--- DATA ROWS ---

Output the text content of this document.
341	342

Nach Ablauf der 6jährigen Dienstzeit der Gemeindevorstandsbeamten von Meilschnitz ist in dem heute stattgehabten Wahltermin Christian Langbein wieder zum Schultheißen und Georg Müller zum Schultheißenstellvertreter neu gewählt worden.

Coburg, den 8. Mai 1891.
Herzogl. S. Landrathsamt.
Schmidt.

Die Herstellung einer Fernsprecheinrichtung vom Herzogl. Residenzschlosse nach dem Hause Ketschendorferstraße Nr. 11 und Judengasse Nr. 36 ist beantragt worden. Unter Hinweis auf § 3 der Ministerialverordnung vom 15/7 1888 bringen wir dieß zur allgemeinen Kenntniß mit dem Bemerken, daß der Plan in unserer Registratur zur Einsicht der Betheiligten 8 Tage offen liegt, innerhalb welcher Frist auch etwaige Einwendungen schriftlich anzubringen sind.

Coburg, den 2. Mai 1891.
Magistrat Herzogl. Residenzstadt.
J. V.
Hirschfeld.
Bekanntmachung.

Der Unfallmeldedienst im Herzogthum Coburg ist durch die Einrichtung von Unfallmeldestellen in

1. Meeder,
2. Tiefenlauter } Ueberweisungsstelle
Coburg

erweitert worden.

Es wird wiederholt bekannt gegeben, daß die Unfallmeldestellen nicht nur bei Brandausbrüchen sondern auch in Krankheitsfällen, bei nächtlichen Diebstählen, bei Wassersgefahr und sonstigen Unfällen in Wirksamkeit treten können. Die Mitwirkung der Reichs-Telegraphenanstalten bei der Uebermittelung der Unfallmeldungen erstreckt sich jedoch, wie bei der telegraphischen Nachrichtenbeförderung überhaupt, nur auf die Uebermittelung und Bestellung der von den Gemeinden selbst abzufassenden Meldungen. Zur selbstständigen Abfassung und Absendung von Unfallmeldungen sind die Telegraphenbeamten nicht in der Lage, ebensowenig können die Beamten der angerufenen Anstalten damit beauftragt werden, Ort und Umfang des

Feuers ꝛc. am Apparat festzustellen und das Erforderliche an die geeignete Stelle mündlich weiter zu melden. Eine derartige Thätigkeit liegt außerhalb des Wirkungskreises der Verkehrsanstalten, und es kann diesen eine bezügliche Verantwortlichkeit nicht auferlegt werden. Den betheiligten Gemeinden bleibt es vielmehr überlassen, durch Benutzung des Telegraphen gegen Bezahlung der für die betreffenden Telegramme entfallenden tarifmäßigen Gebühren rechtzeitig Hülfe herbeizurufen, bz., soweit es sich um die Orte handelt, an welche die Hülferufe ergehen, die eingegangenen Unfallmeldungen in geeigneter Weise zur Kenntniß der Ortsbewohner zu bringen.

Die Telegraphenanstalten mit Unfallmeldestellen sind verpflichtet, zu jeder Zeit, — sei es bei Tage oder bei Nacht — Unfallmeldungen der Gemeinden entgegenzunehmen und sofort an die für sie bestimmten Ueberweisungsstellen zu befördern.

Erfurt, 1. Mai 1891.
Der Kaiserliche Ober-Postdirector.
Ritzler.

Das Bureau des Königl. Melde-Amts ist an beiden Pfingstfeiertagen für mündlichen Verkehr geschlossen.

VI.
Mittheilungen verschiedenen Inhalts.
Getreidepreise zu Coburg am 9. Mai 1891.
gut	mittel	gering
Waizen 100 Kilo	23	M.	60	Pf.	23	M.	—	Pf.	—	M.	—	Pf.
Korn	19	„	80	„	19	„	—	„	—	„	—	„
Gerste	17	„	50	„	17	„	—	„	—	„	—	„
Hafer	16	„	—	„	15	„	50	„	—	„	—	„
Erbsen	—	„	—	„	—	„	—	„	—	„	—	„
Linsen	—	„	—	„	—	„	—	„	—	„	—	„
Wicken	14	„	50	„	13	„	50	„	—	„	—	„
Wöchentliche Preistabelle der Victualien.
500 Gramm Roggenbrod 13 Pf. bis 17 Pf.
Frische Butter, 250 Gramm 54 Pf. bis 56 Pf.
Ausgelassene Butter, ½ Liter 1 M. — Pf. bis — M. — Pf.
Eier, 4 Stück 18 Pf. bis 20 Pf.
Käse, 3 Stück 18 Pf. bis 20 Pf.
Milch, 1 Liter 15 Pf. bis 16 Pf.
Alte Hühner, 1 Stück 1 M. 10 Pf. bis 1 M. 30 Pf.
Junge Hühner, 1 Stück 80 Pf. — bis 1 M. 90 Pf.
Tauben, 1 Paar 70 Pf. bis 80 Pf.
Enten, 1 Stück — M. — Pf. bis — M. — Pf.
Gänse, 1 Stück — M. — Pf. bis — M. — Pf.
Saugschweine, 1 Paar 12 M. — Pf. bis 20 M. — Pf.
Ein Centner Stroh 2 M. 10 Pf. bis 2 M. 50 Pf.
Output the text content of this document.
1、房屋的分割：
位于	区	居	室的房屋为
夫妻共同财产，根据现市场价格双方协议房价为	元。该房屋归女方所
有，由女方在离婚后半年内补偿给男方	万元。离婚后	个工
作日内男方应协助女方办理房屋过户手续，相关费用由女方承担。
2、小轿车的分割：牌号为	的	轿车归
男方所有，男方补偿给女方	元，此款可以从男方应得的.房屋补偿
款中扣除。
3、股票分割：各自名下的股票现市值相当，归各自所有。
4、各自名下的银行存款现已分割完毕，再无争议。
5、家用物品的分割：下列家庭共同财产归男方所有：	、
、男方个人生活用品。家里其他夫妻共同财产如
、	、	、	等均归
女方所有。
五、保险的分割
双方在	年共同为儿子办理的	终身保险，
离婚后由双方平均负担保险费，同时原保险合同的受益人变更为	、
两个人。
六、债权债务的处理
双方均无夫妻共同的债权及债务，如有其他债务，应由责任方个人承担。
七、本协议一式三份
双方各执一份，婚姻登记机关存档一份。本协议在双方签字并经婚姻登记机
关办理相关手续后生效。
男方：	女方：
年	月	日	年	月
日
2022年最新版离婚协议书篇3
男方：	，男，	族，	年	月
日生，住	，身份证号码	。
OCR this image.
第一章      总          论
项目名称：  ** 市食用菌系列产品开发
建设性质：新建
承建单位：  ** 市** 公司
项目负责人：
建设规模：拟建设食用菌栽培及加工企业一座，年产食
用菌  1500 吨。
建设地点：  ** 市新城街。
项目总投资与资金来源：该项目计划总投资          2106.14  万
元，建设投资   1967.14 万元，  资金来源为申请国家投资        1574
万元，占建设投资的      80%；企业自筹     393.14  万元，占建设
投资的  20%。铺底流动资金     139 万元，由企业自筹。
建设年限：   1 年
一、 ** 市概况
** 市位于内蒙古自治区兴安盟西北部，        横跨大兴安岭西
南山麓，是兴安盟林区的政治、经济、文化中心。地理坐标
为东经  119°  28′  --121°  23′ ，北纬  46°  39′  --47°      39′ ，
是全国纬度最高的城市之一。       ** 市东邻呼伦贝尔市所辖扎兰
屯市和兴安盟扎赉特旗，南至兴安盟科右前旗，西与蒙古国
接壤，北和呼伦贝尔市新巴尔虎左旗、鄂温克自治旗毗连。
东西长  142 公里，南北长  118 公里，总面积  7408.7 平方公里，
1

---

- [YOUR INSTRUCTIONS] Report how many lines of the entries hold the string "Unfallmeldungen". Provide the number alone.

- [WRITTEN RESPONSE] 3